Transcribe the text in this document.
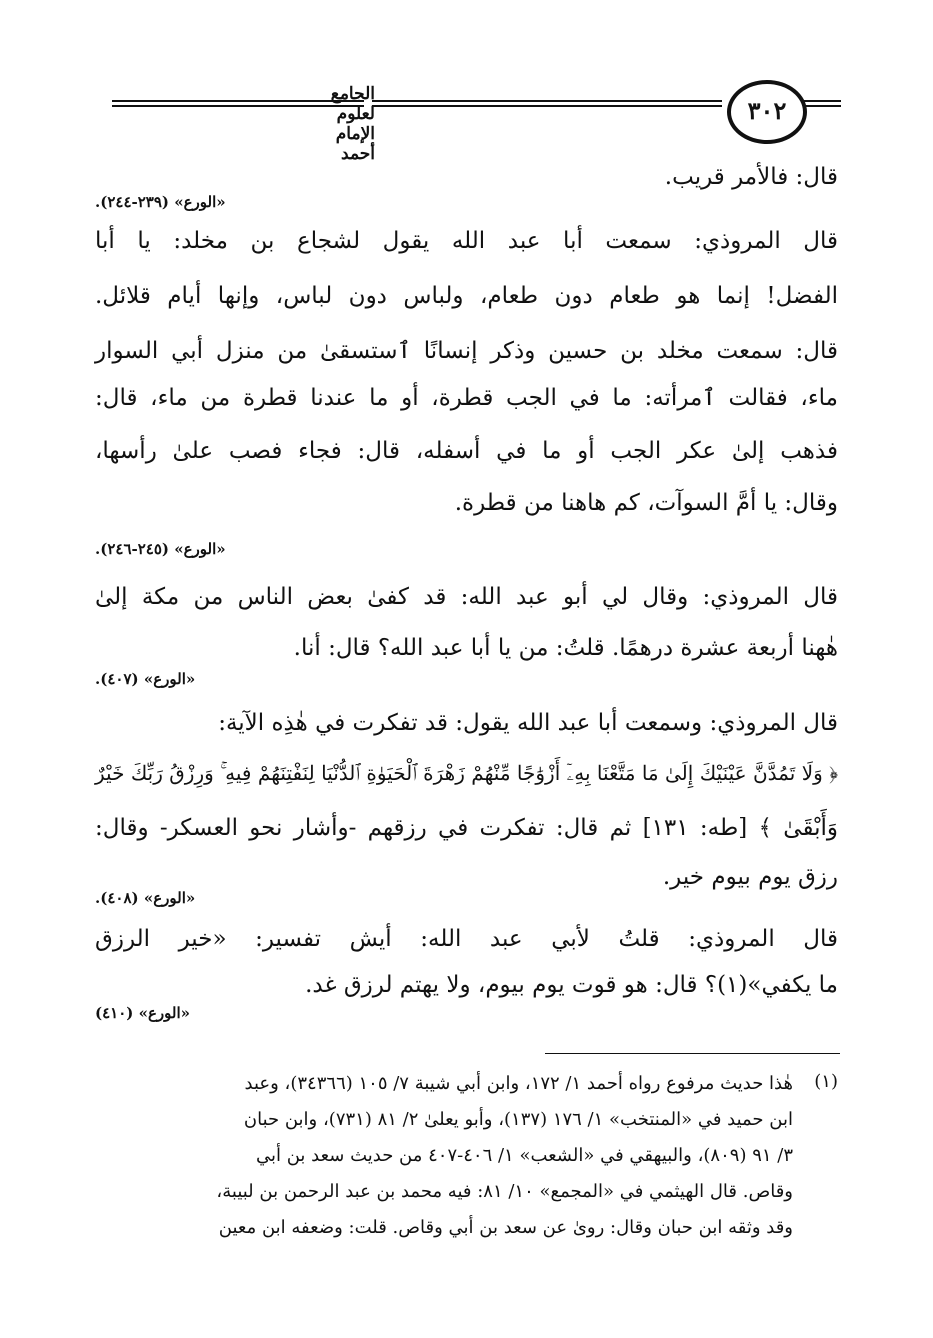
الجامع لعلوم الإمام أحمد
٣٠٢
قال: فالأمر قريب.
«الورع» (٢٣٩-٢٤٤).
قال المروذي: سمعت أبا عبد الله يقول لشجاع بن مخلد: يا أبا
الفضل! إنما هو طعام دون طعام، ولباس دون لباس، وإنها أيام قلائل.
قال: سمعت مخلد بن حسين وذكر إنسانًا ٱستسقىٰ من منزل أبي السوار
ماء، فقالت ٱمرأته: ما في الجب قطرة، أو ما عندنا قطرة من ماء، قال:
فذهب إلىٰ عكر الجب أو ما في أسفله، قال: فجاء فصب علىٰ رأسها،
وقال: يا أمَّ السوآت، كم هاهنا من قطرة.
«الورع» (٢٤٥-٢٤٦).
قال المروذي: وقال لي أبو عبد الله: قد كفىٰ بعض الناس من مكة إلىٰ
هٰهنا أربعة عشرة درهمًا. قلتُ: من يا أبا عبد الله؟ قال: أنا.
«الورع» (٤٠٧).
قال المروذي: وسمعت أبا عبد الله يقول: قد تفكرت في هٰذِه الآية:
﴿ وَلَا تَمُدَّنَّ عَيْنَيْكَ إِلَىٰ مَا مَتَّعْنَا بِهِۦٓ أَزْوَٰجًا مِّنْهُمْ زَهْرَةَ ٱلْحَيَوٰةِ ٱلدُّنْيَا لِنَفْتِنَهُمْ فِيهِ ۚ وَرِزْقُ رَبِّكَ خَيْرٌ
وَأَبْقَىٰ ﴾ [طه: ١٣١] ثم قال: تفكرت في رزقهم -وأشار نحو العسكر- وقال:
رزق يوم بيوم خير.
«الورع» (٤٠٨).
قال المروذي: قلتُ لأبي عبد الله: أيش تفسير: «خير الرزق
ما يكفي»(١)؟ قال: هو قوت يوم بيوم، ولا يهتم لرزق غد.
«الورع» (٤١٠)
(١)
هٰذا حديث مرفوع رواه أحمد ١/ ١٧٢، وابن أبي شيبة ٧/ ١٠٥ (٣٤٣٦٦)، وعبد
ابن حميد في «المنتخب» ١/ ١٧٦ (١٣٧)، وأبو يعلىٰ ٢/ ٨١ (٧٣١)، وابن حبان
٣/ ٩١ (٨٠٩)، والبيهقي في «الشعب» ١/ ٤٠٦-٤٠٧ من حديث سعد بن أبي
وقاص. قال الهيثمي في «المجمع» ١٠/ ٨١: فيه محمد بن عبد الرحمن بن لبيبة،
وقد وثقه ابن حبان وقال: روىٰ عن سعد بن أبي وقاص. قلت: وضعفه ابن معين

============

Transcribe the records above exactly, leaving out every picture.

Transcribe the text in this document.
الجامع لعلوم الإمام أحمد
٣٠٢
قال: فالأمر قريب.
«الورع» (٢٣٩-٢٤٤).
قال المروذي: سمعت أبا عبد الله يقول لشجاع بن مخلد: يا أبا
الفضل! إنما هو طعام دون طعام، ولباس دون لباس، وإنها أيام قلائل.
قال: سمعت مخلد بن حسين وذكر إنسانًا ٱستسقىٰ من منزل أبي السوار
ماء، فقالت ٱمرأته: ما في الجب قطرة، أو ما عندنا قطرة من ماء، قال:
فذهب إلىٰ عكر الجب أو ما في أسفله، قال: فجاء فصب علىٰ رأسها،
وقال: يا أمَّ السوآت، كم هاهنا من قطرة.
«الورع» (٢٤٥-٢٤٦).
قال المروذي: وقال لي أبو عبد الله: قد كفىٰ بعض الناس من مكة إلىٰ
هٰهنا أربعة عشرة درهمًا. قلتُ: من يا أبا عبد الله؟ قال: أنا.
«الورع» (٤٠٧).
قال المروذي: وسمعت أبا عبد الله يقول: قد تفكرت في هٰذِه الآية:
﴿ وَلَا تَمُدَّنَّ عَيْنَيْكَ إِلَىٰ مَا مَتَّعْنَا بِهِۦٓ أَزْوَٰجًا مِّنْهُمْ زَهْرَةَ ٱلْحَيَوٰةِ ٱلدُّنْيَا لِنَفْتِنَهُمْ فِيهِ ۚ وَرِزْقُ رَبِّكَ خَيْرٌ
وَأَبْقَىٰ ﴾ [طه: ١٣١] ثم قال: تفكرت في رزقهم -وأشار نحو العسكر- وقال:
رزق يوم بيوم خير.
«الورع» (٤٠٨).
قال المروذي: قلتُ لأبي عبد الله: أيش تفسير: «خير الرزق
ما يكفي»(١)؟ قال: هو قوت يوم بيوم، ولا يهتم لرزق غد.
«الورع» (٤١٠)
(١)
هٰذا حديث مرفوع رواه أحمد ١/ ١٧٢، وابن أبي شيبة ٧/ ١٠٥ (٣٤٣٦٦)، وعبد
ابن حميد في «المنتخب» ١/ ١٧٦ (١٣٧)، وأبو يعلىٰ ٢/ ٨١ (٧٣١)، وابن حبان
٣/ ٩١ (٨٠٩)، والبيهقي في «الشعب» ١/ ٤٠٦-٤٠٧ من حديث سعد بن أبي
وقاص. قال الهيثمي في «المجمع» ١٠/ ٨١: فيه محمد بن عبد الرحمن بن لبيبة،
وقد وثقه ابن حبان وقال: روىٰ عن سعد بن أبي وقاص. قلت: وضعفه ابن معين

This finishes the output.